Short task: Identify all lines in the data containing the string "JSON". Copy them out.
******
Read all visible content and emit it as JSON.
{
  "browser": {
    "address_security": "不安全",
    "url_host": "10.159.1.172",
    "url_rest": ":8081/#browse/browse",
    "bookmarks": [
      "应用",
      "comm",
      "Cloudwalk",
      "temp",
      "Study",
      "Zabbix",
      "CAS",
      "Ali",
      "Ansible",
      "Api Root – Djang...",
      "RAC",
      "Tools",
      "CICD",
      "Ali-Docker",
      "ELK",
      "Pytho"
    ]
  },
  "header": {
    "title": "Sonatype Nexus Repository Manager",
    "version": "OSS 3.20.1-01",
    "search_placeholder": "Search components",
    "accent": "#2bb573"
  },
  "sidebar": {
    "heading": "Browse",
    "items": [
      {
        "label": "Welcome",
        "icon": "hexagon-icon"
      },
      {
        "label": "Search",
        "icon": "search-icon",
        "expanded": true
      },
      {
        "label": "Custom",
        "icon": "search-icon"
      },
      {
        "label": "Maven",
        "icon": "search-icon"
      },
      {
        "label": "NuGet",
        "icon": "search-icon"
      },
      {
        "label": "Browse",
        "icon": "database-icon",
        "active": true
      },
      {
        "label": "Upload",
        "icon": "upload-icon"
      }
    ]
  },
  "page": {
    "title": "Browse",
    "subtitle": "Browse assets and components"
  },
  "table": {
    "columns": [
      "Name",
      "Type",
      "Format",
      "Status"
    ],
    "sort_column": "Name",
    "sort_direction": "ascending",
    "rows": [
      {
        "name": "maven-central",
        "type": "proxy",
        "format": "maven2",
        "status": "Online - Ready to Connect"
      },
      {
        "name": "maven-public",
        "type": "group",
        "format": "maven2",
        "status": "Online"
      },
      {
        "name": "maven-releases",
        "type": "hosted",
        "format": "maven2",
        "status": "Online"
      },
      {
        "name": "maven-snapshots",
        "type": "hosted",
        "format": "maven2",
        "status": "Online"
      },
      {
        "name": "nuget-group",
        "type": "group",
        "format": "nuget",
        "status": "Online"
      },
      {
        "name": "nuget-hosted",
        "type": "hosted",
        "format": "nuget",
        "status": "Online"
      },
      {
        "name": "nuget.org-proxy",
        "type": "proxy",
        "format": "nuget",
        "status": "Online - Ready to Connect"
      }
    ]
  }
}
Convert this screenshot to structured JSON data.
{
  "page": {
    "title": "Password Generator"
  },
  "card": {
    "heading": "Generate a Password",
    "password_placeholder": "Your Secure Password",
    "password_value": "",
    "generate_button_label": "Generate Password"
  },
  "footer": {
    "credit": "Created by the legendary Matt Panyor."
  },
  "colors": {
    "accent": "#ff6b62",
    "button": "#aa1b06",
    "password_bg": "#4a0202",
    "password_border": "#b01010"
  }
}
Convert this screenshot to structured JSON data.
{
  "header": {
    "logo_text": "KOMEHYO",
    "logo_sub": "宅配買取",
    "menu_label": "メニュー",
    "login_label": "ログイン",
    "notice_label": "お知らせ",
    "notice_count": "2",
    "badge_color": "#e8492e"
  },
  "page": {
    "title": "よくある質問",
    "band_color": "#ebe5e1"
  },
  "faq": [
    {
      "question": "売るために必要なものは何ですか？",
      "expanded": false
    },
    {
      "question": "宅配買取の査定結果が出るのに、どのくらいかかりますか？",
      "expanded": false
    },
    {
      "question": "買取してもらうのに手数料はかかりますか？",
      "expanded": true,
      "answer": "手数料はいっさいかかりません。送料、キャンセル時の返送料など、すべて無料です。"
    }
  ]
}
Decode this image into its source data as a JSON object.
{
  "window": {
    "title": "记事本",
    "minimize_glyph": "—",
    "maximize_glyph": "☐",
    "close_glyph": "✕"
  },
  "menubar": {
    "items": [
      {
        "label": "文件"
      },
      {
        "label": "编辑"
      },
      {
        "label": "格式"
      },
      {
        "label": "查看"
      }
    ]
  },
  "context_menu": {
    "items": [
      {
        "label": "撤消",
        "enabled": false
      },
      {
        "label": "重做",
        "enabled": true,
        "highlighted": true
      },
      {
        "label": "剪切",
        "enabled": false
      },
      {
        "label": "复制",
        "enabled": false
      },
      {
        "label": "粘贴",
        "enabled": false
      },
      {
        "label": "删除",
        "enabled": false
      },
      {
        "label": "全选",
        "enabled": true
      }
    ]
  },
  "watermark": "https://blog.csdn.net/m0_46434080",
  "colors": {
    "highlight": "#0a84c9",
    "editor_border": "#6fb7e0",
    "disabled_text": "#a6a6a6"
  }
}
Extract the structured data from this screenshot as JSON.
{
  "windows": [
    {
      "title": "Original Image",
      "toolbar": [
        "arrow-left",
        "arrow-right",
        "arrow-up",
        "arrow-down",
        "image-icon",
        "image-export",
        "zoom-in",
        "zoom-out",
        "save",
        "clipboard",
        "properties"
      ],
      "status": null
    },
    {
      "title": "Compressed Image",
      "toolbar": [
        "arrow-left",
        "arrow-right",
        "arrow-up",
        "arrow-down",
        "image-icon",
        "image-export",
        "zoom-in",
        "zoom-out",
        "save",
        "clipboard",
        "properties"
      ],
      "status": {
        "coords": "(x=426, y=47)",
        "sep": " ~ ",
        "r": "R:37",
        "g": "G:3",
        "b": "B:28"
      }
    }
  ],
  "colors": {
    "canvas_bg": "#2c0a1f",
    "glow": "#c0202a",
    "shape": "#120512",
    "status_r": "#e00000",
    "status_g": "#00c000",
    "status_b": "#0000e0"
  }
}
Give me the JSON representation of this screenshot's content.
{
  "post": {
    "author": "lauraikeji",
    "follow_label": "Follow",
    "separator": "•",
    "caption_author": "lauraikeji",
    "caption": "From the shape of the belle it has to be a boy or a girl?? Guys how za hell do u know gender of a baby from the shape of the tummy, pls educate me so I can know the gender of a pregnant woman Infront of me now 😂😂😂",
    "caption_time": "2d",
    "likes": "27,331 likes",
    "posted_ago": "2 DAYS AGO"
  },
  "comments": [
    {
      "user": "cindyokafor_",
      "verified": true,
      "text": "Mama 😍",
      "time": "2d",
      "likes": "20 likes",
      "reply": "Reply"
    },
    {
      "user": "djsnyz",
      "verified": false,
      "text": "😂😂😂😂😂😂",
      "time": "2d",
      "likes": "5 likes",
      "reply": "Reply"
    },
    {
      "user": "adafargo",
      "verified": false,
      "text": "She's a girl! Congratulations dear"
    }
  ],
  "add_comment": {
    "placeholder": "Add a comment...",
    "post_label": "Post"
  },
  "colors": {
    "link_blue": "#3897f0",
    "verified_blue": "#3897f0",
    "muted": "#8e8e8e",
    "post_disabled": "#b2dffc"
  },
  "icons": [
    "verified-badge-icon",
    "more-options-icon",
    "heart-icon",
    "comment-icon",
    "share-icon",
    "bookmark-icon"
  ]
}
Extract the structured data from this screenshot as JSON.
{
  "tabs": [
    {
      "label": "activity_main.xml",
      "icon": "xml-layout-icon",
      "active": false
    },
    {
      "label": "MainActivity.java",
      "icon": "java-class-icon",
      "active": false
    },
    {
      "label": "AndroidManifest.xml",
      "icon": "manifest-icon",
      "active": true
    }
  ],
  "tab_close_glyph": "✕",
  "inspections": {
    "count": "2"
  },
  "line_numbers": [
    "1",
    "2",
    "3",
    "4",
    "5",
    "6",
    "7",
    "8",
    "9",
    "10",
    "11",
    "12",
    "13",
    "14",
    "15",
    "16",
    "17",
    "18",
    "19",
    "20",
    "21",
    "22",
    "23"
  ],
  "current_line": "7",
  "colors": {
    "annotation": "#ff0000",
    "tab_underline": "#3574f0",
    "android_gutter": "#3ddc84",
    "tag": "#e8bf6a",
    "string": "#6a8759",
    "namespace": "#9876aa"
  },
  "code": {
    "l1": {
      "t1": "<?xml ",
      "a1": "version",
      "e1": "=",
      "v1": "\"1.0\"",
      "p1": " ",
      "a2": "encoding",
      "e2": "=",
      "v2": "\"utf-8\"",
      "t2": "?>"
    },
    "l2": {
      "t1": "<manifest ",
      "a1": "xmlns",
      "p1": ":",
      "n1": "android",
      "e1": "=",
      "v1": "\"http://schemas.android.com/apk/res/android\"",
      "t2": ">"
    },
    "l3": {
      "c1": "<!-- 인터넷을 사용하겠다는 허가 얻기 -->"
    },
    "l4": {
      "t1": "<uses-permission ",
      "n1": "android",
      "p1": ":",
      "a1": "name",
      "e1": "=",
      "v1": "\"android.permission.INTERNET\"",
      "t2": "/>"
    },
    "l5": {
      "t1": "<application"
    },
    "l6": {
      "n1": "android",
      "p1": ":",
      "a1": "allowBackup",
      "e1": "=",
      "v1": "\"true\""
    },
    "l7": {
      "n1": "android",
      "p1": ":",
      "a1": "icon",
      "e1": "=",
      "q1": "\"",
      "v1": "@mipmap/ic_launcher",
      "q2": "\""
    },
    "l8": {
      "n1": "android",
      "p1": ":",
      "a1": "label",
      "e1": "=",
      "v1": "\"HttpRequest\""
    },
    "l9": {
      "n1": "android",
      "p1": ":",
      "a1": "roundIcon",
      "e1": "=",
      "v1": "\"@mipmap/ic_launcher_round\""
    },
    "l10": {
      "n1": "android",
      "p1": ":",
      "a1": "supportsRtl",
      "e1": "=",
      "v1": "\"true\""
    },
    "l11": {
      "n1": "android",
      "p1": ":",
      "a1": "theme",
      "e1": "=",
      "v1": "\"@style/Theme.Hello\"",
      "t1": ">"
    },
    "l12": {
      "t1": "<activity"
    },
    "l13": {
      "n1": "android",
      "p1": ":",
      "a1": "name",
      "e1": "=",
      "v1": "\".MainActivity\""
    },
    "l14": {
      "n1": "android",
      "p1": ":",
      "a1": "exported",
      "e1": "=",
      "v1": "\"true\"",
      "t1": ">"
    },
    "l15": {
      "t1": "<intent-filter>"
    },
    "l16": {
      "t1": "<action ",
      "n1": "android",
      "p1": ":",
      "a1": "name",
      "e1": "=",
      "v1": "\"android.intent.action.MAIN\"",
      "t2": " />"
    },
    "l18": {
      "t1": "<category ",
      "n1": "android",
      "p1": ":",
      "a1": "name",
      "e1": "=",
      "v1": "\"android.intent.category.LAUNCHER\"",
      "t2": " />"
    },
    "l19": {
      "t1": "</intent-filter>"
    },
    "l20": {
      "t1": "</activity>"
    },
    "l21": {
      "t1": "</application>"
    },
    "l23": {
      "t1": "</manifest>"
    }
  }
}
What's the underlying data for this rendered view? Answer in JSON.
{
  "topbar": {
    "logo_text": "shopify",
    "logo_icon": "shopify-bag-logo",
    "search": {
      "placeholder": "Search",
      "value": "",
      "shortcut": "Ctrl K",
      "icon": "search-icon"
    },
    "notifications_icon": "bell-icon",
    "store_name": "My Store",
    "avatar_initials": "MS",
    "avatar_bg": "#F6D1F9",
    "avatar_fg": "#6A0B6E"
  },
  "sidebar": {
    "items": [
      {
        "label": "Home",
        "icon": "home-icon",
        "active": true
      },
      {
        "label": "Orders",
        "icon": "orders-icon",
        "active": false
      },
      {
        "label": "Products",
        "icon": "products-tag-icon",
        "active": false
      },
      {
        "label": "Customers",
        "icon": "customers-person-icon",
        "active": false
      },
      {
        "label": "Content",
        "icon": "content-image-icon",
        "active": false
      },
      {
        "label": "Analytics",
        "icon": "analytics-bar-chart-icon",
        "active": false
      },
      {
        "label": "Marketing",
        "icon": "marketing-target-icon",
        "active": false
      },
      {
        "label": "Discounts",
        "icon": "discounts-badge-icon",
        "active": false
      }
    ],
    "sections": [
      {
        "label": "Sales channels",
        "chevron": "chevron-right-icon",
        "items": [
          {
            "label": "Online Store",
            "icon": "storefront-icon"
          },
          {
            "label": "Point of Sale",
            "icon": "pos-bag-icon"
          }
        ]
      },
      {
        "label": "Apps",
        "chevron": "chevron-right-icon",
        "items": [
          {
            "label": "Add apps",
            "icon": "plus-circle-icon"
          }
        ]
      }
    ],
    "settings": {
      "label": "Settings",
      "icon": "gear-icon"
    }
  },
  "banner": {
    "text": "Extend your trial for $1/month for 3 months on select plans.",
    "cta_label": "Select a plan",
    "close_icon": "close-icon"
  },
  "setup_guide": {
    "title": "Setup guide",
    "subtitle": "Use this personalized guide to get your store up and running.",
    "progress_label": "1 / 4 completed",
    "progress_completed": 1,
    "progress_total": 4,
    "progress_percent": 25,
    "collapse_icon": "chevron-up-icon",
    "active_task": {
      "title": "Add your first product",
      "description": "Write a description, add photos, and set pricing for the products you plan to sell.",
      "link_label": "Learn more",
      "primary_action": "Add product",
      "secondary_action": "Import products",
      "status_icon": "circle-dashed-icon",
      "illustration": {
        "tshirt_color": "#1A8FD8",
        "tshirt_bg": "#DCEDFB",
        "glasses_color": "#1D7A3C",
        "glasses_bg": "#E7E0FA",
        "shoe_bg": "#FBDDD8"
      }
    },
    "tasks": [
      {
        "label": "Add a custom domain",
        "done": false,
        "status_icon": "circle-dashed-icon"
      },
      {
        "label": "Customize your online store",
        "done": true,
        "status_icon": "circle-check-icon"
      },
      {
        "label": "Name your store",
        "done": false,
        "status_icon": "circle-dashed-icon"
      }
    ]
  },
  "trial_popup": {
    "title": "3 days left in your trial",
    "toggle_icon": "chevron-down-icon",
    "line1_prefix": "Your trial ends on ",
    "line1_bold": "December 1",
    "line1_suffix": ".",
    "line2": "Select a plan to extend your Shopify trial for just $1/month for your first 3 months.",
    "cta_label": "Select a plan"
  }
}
******
Full response:
Read all visible content and emit it as JSON.
Convert this screenshot to structured JSON data.
Convert this screenshot to structured JSON data.
Decode this image into its source data as a JSON object.
Extract the structured data from this screenshot as JSON.
Give me the JSON representation of this screenshot's content.
Extract the structured data from this screenshot as JSON.
What's the underlying data for this rendered view? Answer in JSON.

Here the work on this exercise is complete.